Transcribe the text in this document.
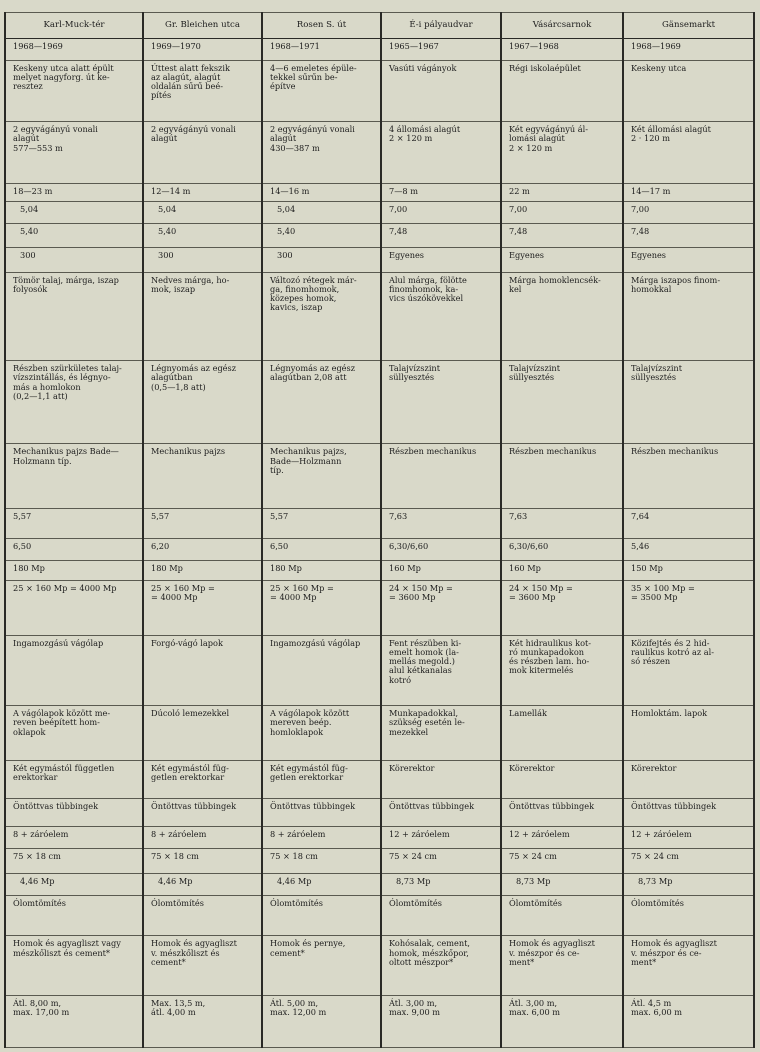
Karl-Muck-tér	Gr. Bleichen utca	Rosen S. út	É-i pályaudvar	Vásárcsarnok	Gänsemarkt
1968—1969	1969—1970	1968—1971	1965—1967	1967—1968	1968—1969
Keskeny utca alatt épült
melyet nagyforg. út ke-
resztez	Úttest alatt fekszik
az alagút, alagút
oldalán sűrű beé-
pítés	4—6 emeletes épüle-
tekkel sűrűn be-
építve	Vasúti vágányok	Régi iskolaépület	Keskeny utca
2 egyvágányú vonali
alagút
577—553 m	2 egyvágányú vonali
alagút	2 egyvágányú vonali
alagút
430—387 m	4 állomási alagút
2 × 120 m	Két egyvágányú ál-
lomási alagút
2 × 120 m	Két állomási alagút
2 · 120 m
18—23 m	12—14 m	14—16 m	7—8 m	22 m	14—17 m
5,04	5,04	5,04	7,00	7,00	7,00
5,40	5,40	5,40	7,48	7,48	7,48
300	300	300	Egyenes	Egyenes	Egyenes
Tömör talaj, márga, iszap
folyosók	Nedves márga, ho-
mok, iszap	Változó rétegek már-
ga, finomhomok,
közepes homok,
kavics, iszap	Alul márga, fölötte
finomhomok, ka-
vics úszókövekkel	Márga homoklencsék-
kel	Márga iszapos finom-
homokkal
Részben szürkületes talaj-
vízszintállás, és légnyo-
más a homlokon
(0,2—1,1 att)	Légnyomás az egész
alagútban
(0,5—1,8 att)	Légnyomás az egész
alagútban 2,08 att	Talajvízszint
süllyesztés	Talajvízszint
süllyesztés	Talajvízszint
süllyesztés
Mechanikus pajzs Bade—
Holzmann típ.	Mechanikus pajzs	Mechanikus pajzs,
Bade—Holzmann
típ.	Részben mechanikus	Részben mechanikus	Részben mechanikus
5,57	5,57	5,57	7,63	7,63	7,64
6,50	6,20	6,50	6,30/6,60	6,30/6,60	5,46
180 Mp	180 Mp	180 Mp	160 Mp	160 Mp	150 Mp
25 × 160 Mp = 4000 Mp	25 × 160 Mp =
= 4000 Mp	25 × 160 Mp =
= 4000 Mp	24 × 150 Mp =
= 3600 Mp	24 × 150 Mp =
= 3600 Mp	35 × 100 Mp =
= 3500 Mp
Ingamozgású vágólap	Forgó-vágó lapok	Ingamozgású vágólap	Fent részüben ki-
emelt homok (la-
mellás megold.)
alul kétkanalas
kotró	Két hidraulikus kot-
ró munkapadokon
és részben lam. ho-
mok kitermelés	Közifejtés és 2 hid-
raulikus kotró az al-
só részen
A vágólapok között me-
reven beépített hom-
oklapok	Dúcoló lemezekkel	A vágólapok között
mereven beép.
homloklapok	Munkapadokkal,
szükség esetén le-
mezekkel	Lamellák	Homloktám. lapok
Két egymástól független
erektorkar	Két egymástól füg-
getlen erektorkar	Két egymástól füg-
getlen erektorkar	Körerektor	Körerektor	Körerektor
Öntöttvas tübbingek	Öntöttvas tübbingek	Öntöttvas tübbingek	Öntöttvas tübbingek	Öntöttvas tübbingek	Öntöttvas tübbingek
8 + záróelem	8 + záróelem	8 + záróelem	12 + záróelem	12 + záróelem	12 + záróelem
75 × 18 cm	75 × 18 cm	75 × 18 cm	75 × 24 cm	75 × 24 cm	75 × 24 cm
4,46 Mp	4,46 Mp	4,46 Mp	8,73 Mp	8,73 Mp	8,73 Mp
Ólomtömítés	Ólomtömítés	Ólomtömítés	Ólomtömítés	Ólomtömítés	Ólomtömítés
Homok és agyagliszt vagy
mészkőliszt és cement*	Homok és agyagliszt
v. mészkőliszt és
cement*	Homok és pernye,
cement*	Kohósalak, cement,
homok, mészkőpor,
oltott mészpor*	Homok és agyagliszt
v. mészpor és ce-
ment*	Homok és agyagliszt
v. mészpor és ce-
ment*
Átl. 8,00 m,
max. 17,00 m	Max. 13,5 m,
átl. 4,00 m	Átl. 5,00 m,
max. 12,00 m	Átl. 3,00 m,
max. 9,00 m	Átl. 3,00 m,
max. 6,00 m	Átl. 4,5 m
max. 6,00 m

------------------------------

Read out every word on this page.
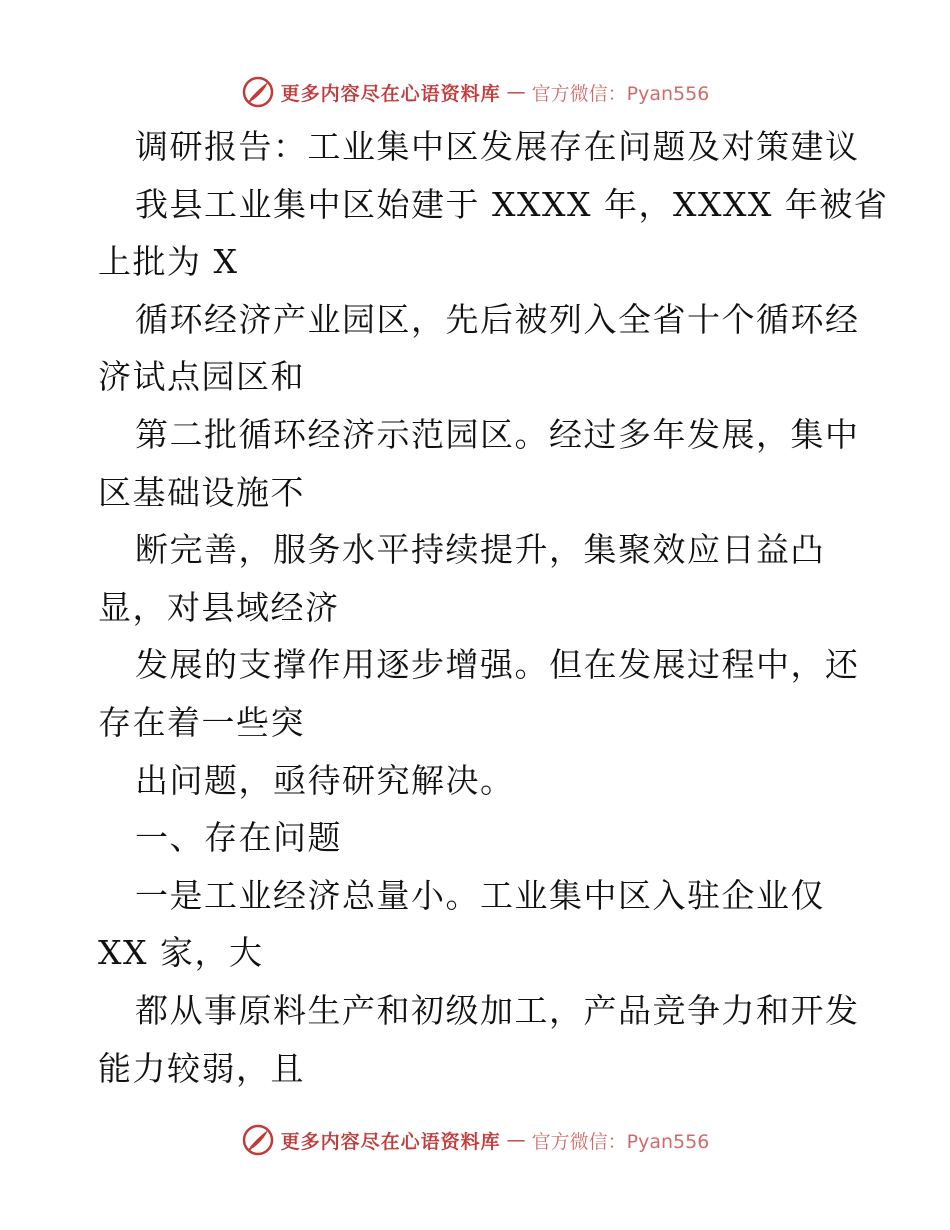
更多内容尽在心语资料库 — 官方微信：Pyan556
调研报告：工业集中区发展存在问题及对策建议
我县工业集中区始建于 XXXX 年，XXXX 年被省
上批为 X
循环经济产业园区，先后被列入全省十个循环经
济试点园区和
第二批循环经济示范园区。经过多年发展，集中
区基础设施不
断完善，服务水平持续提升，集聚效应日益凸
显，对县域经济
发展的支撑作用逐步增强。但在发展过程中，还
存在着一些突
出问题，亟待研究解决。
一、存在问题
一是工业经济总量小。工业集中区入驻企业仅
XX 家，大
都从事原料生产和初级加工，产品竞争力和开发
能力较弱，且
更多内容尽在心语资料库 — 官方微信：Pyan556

------------------------------

Exercise aim: Extract each line holding the string "vágólapok".

Complete response:
A vágólapok között me-
oklapok	Dúcoló lemezekkel	A vágólapok között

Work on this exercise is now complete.